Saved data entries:
========

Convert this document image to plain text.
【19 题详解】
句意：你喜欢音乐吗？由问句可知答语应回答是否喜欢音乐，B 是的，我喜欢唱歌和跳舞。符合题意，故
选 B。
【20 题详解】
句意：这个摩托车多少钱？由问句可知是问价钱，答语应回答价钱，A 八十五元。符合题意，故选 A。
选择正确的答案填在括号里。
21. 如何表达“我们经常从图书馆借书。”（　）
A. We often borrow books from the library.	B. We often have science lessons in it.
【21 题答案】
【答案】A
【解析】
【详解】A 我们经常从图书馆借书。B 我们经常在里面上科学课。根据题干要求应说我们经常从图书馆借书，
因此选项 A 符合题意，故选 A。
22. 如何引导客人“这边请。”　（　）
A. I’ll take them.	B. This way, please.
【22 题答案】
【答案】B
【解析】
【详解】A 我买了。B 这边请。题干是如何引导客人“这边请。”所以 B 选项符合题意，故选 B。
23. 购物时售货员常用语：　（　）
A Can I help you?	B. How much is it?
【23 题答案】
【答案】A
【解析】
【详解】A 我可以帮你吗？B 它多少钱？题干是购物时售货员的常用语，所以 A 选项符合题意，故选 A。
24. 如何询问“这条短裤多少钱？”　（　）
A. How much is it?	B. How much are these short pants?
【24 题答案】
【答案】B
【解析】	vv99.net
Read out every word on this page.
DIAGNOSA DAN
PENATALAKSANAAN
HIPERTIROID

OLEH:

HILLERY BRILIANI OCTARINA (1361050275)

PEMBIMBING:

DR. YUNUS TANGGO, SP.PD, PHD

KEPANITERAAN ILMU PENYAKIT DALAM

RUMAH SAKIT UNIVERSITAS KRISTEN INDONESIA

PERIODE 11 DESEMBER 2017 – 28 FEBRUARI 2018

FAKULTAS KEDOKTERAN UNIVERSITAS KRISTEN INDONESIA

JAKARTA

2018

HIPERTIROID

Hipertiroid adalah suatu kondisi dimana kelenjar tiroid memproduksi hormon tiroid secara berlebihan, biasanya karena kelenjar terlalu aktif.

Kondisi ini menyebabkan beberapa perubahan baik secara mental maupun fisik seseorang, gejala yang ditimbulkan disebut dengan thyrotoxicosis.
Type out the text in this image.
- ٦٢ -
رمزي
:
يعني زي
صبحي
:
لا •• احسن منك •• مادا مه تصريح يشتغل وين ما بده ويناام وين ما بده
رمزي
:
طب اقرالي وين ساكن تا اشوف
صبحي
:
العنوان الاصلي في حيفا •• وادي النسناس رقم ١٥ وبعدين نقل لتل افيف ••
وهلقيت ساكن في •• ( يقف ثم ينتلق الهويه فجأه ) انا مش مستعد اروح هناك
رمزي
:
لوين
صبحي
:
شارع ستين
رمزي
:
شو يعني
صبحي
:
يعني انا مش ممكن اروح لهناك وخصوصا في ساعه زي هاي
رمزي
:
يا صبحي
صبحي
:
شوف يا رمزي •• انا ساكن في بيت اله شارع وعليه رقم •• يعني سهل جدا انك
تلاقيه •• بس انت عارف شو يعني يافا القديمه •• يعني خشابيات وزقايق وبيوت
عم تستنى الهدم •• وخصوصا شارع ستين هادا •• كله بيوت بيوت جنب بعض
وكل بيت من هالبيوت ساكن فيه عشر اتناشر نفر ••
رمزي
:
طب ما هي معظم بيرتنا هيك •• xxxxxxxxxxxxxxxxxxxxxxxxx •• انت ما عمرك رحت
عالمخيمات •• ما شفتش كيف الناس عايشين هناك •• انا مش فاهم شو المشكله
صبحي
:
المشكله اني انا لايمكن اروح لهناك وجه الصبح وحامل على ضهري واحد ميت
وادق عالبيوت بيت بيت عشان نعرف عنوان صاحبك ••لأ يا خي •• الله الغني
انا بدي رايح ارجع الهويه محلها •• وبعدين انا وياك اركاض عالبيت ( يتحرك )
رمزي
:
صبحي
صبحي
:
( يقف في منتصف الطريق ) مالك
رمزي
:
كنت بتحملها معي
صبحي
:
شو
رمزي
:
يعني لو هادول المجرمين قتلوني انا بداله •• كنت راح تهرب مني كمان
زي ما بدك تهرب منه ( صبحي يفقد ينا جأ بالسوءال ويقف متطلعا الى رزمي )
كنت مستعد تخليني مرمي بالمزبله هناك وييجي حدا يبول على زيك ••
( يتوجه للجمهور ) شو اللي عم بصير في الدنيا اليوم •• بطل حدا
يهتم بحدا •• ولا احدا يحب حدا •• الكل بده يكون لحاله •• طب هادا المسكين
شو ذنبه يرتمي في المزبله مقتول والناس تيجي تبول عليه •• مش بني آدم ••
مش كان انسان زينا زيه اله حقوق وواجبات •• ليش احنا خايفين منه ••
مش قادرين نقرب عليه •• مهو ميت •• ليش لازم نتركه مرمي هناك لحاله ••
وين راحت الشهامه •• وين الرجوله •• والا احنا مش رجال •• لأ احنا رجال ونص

========

List all lines above in which the string "وخصوصا" appears.

● Right answer:
يعني انا مش ممكن اروح لهناك وخصوصا في ساعه زي هاي
عم تستنى الهدم •• وخصوصا شارع ستين هادا •• كله بيوت بيوت جنب بعض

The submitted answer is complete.